##### Provided material #####

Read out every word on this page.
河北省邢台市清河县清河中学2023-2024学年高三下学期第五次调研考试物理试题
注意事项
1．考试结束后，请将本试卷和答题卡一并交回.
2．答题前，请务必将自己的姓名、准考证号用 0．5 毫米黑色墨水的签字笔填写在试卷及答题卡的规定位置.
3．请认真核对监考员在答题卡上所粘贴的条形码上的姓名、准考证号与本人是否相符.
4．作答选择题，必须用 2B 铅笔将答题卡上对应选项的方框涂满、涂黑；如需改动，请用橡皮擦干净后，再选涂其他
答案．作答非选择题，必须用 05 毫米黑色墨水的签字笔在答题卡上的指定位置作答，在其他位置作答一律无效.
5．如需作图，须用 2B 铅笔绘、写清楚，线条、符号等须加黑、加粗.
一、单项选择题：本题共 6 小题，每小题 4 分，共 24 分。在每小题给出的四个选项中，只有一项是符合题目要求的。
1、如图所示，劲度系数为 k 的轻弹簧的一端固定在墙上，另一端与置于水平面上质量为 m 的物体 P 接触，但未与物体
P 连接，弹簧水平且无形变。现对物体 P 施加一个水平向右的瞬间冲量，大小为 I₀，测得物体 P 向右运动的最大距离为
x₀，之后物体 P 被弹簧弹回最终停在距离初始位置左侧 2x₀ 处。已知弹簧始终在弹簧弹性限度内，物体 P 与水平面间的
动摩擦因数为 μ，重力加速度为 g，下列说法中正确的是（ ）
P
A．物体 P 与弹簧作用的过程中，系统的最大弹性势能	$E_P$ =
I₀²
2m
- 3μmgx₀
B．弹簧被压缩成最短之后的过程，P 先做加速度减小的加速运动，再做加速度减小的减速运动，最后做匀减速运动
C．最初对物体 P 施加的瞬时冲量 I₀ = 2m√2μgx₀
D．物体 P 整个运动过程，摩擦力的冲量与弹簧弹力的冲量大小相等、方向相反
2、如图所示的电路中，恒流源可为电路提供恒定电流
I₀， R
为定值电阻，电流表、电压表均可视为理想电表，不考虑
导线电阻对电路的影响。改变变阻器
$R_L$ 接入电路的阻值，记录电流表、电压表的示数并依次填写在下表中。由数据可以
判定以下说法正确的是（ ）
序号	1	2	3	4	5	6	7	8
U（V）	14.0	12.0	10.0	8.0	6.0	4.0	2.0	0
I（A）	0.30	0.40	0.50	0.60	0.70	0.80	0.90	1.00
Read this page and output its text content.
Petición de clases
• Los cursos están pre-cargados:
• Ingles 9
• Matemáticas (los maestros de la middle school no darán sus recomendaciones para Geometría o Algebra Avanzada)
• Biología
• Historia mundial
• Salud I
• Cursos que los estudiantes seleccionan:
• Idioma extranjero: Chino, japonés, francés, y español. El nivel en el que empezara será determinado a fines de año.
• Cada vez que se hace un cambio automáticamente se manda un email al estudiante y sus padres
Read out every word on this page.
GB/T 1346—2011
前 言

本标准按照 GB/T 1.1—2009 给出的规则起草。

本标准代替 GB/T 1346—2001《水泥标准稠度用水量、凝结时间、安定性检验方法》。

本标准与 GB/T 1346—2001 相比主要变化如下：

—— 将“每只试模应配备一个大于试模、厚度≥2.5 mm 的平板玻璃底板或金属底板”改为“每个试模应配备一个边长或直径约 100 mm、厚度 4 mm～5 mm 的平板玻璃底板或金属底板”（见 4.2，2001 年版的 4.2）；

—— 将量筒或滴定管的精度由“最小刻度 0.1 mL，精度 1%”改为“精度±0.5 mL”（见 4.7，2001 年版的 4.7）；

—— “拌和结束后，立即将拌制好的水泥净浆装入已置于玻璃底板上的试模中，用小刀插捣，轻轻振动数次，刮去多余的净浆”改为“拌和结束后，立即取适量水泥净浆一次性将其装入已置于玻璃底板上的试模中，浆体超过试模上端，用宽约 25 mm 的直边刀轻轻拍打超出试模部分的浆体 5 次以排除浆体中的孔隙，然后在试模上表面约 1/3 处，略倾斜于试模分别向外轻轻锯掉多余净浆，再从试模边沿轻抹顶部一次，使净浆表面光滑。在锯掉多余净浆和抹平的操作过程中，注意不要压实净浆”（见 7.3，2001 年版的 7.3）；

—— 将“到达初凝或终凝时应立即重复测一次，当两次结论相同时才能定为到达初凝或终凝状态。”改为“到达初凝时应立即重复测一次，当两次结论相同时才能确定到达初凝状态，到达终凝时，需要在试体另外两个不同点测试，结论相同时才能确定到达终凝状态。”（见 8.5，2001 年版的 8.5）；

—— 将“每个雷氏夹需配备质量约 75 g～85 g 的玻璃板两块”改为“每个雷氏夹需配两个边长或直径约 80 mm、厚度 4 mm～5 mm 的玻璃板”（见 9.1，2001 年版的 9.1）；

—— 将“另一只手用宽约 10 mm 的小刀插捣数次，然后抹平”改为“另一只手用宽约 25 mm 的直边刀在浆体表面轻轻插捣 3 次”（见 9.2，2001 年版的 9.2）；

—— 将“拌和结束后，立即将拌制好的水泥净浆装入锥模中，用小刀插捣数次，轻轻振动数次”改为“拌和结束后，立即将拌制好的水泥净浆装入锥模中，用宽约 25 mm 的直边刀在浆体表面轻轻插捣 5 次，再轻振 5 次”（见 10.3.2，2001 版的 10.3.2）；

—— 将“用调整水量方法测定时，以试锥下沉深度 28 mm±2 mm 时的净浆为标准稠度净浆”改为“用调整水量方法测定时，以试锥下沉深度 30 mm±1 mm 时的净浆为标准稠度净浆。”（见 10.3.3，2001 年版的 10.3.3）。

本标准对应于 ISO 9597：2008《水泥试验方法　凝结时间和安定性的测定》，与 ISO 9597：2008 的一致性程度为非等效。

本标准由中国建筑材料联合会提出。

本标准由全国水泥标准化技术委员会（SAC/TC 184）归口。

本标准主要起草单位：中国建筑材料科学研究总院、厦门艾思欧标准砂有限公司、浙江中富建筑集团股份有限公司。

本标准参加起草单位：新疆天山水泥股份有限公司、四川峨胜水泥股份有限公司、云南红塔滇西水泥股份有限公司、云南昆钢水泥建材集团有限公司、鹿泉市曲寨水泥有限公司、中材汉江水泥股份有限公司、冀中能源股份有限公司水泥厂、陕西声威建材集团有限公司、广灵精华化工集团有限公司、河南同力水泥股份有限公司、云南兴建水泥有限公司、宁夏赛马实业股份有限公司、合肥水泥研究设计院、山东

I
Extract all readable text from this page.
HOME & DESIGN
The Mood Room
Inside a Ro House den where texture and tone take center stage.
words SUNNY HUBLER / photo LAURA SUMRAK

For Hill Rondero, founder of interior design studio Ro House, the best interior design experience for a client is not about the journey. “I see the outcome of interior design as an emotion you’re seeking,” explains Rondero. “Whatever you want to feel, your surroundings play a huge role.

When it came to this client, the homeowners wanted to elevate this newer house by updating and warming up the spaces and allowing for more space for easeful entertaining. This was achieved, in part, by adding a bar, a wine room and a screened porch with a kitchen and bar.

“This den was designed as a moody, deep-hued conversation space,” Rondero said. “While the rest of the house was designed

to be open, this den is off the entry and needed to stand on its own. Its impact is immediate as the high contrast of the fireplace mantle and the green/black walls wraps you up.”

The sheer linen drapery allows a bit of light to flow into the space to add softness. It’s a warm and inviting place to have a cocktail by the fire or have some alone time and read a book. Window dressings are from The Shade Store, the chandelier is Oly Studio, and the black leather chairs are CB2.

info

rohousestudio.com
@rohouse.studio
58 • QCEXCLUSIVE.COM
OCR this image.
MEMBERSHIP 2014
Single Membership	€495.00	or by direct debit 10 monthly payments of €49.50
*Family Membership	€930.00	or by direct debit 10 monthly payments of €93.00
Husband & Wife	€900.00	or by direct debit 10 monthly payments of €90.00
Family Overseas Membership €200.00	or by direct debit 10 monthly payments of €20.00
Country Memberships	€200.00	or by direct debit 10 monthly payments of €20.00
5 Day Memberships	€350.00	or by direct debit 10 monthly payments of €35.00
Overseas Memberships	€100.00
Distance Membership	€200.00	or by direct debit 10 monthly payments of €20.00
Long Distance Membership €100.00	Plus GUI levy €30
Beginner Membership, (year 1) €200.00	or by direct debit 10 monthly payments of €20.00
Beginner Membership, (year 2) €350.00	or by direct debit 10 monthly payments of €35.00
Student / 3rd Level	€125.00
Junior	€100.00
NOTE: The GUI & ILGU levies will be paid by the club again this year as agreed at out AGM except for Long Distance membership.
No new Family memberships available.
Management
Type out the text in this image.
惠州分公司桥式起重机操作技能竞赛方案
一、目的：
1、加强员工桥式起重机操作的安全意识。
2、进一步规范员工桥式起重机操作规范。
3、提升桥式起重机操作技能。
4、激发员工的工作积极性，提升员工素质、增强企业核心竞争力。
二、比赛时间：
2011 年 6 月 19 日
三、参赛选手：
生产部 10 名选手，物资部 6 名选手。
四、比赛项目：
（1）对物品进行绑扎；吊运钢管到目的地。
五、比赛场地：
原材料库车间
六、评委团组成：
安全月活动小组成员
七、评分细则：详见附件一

#####

Every line in the data that holds "Distance" should be copied out.

■ Response for this exercise:
Distance Membership	€200.00	or by direct debit 10 monthly payments of €20.00
Long Distance Membership €100.00	Plus GUI levy €30
NOTE: The GUI & ILGU levies will be paid by the club again this year as agreed at out AGM except for Long Distance membership.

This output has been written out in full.